## Problem
Rewrite the records below so that every instance of "embodiment" becomes "variant", with nothing else altered.

Dataset entries
........

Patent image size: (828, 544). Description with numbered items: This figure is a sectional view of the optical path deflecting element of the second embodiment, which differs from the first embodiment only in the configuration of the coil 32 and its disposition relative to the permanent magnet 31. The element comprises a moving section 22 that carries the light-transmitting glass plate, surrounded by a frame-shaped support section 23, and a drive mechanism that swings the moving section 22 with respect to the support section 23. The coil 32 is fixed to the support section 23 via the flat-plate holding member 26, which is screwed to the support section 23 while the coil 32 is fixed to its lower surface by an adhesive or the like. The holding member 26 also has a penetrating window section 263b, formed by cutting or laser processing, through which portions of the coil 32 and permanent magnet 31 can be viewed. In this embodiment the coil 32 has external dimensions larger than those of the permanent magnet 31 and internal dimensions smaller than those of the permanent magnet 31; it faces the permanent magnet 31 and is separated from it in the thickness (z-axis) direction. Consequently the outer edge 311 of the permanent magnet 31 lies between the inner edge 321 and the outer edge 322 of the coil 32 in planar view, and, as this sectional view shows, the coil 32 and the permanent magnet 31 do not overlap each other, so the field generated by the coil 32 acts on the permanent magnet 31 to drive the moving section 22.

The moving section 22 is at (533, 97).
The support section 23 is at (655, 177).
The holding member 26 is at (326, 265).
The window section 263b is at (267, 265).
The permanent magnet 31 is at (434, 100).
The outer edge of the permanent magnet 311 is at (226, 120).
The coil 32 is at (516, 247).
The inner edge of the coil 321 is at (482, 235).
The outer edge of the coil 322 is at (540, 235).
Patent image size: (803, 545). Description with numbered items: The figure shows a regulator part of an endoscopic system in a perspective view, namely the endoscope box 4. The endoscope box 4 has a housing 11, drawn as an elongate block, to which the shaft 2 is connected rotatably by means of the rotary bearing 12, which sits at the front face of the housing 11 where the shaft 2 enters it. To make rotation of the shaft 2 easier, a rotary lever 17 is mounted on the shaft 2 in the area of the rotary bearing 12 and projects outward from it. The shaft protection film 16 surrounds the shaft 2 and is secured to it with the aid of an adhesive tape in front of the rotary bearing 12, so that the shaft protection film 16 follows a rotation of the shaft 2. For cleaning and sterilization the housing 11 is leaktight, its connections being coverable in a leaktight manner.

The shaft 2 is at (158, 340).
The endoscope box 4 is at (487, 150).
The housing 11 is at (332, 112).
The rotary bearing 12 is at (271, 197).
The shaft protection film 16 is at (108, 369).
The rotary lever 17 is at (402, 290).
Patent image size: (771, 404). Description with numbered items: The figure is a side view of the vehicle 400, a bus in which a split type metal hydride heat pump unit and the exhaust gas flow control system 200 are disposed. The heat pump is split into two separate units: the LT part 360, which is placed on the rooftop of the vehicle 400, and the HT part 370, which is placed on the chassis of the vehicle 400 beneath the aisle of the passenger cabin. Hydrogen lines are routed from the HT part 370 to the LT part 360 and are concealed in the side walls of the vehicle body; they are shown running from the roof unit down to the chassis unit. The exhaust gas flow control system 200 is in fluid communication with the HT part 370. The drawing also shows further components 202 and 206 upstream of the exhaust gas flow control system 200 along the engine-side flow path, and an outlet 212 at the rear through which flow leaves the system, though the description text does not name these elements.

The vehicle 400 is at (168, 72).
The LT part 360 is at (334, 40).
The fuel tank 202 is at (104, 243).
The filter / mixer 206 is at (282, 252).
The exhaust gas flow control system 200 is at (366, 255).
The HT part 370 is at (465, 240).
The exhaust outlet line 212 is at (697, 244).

........

## Task result
Patent image size: (828, 544). Description with numbered items: This figure is a sectional view of the optical path deflecting element of the second variant, which differs from the first variant only in the configuration of the coil 32 and its disposition relative to the permanent magnet 31. The element comprises a moving section 22 that carries the light-transmitting glass plate, surrounded by a frame-shaped support section 23, and a drive mechanism that swings the moving section 22 with respect to the support section 23. The coil 32 is fixed to the support section 23 via the flat-plate holding member 26, which is screwed to the support section 23 while the coil 32 is fixed to its lower surface by an adhesive or the like. The holding member 26 also has a penetrating window section 263b, formed by cutting or laser processing, through which portions of the coil 32 and permanent magnet 31 can be viewed. In this variant the coil 32 has external dimensions larger than those of the permanent magnet 31 and internal dimensions smaller than those of the permanent magnet 31; it faces the permanent magnet 31 and is separated from it in the thickness (z-axis) direction. Consequently the outer edge 311 of the permanent magnet 31 lies between the inner edge 321 and the outer edge 322 of the coil 32 in planar view, and, as this sectional view shows, the coil 32 and the permanent magnet 31 do not overlap each other, so the field generated by the coil 32 acts on the permanent magnet 31 to drive the moving section 22.

The moving section 22 is at (533, 97).
The support section 23 is at (655, 177).
The holding member 26 is at (326, 265).
The window section 263b is at (267, 265).
The permanent magnet 31 is at (434, 100).
The outer edge of the permanent magnet 311 is at (226, 120).
The coil 32 is at (516, 247).
The inner edge of the coil 321 is at (482, 235).
The outer edge of the coil 322 is at (540, 235).
Patent image size: (803, 545). Description with numbered items: The figure shows a regulator part of an endoscopic system in a perspective view, namely the endoscope box 4. The endoscope box 4 has a housing 11, drawn as an elongate block, to which the shaft 2 is connected rotatably by means of the rotary bearing 12, which sits at the front face of the housing 11 where the shaft 2 enters it. To make rotation of the shaft 2 easier, a rotary lever 17 is mounted on the shaft 2 in the area of the rotary bearing 12 and projects outward from it. The shaft protection film 16 surrounds the shaft 2 and is secured to it with the aid of an adhesive tape in front of the rotary bearing 12, so that the shaft protection film 16 follows a rotation of the shaft 2. For cleaning and sterilization the housing 11 is leaktight, its connections being coverable in a leaktight manner.

The shaft 2 is at (158, 340).
The endoscope box 4 is at (487, 150).
The housing 11 is at (332, 112).
The rotary bearing 12 is at (271, 197).
The shaft protection film 16 is at (108, 369).
The rotary lever 17 is at (402, 290).
Patent image size: (771, 404). Description with numbered items: The figure is a side view of the vehicle 400, a bus in which a split type metal hydride heat pump unit and the exhaust gas flow control system 200 are disposed. The heat pump is split into two separate units: the LT part 360, which is placed on the rooftop of the vehicle 400, and the HT part 370, which is placed on the chassis of the vehicle 400 beneath the aisle of the passenger cabin. Hydrogen lines are routed from the HT part 370 to the LT part 360 and are concealed in the side walls of the vehicle body; they are shown running from the roof unit down to the chassis unit. The exhaust gas flow control system 200 is in fluid communication with the HT part 370. The drawing also shows further components 202 and 206 upstream of the exhaust gas flow control system 200 along the engine-side flow path, and an outlet 212 at the rear through which flow leaves the system, though the description text does not name these elements.

The vehicle 400 is at (168, 72).
The LT part 360 is at (334, 40).
The fuel tank 202 is at (104, 243).
The filter / mixer 206 is at (282, 252).
The exhaust gas flow control system 200 is at (366, 255).
The HT part 370 is at (465, 240).
The exhaust outlet line 212 is at (697, 244).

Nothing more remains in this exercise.